Dataset records

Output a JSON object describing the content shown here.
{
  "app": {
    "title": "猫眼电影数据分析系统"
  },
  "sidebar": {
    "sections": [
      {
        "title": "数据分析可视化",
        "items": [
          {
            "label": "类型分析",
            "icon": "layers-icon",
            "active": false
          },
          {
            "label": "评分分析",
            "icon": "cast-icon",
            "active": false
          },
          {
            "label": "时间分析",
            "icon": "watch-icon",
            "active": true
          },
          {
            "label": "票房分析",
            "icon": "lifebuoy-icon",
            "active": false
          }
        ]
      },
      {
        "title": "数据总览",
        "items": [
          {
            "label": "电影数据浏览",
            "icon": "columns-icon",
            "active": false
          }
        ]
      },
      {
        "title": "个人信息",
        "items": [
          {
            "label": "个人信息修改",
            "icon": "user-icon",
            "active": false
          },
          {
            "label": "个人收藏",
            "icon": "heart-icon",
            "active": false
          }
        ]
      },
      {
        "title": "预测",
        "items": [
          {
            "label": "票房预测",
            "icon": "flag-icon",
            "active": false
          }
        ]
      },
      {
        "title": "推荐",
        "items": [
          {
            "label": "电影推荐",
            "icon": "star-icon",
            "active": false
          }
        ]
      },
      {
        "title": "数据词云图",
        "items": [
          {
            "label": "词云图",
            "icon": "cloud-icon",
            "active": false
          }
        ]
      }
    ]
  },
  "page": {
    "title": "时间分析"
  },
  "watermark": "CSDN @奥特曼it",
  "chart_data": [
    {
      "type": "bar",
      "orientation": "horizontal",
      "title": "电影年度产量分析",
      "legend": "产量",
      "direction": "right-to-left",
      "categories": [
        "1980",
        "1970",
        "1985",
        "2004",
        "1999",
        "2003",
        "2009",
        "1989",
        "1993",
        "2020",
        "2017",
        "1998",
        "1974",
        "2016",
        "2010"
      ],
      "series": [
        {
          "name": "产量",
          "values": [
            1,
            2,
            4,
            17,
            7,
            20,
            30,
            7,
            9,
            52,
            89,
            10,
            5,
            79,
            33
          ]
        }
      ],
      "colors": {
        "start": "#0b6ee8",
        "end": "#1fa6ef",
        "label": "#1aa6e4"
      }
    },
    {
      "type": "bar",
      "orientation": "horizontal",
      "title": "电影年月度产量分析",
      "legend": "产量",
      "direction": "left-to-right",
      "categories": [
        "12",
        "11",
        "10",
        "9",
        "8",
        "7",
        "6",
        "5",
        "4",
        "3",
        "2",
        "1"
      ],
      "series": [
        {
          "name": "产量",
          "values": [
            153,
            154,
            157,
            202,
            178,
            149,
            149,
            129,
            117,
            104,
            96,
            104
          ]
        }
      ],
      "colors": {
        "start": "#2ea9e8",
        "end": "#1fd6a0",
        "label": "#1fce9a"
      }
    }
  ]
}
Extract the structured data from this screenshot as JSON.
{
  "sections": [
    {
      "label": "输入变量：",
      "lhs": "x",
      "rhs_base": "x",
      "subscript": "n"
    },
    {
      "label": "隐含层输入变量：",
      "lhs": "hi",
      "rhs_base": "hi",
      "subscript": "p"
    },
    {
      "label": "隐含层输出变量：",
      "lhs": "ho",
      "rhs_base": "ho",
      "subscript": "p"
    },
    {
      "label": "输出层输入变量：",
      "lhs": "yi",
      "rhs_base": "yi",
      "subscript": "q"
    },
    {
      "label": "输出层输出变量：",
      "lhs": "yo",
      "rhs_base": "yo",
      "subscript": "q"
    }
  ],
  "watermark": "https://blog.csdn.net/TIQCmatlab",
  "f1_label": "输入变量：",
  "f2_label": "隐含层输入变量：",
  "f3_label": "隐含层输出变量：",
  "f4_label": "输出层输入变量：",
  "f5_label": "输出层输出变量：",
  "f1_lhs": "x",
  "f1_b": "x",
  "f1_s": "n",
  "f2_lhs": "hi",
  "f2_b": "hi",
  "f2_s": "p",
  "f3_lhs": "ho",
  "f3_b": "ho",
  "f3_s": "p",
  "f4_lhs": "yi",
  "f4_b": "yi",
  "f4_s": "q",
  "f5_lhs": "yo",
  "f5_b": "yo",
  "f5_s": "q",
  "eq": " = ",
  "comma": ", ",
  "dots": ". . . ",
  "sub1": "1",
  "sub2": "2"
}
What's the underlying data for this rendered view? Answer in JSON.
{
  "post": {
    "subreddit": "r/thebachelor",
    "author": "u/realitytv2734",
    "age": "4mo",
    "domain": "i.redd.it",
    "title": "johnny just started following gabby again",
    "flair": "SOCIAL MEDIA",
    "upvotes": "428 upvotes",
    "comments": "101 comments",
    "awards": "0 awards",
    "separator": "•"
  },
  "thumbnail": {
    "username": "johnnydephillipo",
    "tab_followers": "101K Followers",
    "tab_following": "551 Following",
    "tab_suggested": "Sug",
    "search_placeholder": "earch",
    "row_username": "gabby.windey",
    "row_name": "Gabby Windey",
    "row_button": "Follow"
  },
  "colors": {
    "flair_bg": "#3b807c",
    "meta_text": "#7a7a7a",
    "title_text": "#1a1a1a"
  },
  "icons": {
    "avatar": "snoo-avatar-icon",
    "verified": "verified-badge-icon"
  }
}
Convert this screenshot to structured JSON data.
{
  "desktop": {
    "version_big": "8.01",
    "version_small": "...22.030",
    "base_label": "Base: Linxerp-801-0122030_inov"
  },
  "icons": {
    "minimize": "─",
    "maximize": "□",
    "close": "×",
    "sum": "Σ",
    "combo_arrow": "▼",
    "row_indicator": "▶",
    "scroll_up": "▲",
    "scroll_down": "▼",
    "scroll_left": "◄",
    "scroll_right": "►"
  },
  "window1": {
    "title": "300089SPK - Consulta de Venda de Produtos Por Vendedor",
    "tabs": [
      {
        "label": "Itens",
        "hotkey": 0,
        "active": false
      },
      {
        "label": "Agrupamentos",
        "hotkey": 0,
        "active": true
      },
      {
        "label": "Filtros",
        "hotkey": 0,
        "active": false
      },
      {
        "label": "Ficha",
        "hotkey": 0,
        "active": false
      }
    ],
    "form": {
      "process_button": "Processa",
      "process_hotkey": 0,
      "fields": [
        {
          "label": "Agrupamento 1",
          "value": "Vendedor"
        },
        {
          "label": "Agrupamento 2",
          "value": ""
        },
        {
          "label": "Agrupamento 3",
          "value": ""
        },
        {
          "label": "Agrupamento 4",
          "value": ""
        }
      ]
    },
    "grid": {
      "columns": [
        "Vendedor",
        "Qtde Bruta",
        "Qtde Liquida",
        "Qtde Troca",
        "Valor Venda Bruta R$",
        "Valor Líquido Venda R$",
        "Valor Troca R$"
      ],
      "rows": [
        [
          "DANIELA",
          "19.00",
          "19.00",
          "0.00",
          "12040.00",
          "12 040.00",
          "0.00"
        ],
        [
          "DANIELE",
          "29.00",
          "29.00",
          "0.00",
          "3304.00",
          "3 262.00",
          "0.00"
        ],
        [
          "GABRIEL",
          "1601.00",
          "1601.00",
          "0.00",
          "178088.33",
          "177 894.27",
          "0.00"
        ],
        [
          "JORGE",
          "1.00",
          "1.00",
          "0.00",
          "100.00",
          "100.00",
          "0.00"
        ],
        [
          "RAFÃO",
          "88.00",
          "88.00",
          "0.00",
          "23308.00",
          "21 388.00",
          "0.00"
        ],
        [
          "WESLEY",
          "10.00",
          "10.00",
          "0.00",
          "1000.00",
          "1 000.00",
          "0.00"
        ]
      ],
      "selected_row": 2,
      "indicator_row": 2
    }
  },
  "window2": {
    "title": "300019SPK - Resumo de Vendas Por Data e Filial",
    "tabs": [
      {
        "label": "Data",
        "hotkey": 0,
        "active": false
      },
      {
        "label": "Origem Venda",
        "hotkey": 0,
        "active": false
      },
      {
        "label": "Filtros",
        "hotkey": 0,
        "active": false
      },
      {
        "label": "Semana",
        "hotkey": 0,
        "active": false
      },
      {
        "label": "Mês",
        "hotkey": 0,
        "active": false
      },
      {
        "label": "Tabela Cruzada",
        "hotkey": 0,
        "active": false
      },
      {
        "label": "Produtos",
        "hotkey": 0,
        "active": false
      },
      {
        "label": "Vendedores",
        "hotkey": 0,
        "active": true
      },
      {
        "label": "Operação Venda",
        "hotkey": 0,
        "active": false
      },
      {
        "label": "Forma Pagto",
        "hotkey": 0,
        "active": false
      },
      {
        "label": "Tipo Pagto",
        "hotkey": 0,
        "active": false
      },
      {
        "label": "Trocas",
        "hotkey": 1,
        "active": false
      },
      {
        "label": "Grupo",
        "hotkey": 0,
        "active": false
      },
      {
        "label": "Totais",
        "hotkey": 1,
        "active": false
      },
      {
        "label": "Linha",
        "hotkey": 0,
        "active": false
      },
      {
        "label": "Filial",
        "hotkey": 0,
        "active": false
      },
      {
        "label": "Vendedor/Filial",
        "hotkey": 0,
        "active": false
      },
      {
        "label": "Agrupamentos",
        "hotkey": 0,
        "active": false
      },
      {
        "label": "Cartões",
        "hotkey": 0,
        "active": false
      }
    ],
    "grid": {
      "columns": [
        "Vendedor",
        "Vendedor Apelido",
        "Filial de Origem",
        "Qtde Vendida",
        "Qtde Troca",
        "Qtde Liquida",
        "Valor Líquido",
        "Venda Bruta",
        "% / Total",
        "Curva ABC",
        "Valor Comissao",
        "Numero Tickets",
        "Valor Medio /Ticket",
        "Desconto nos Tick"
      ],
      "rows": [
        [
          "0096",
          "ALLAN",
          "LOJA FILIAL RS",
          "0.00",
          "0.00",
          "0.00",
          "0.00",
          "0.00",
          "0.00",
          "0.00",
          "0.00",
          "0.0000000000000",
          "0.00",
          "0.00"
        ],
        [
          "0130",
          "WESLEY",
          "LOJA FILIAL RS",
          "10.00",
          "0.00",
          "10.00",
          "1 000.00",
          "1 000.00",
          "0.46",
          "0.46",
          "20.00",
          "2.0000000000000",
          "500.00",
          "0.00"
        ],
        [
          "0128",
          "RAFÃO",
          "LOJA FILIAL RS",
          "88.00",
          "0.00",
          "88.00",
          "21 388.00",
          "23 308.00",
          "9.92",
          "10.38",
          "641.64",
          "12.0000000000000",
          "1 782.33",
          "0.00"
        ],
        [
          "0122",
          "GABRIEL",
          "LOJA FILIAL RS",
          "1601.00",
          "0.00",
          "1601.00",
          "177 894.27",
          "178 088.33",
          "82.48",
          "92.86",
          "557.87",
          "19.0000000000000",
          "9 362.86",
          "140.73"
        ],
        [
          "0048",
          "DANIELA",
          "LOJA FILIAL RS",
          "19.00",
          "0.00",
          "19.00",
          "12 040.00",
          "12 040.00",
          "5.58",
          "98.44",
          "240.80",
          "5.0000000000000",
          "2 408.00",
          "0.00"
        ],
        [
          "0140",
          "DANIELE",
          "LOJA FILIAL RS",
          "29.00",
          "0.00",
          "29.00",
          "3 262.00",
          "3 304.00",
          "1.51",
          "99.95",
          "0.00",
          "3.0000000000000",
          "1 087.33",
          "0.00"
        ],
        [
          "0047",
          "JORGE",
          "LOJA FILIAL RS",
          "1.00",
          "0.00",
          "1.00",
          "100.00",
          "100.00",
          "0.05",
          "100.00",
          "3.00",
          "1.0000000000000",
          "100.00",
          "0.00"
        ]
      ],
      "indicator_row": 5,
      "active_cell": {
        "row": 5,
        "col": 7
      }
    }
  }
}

Exercise description. Which lines hold the string "Bruta"? List them all.

Answer to this exercise.
        "Qtde Bruta",
        "Valor Venda Bruta R$",
        "Venda Bruta",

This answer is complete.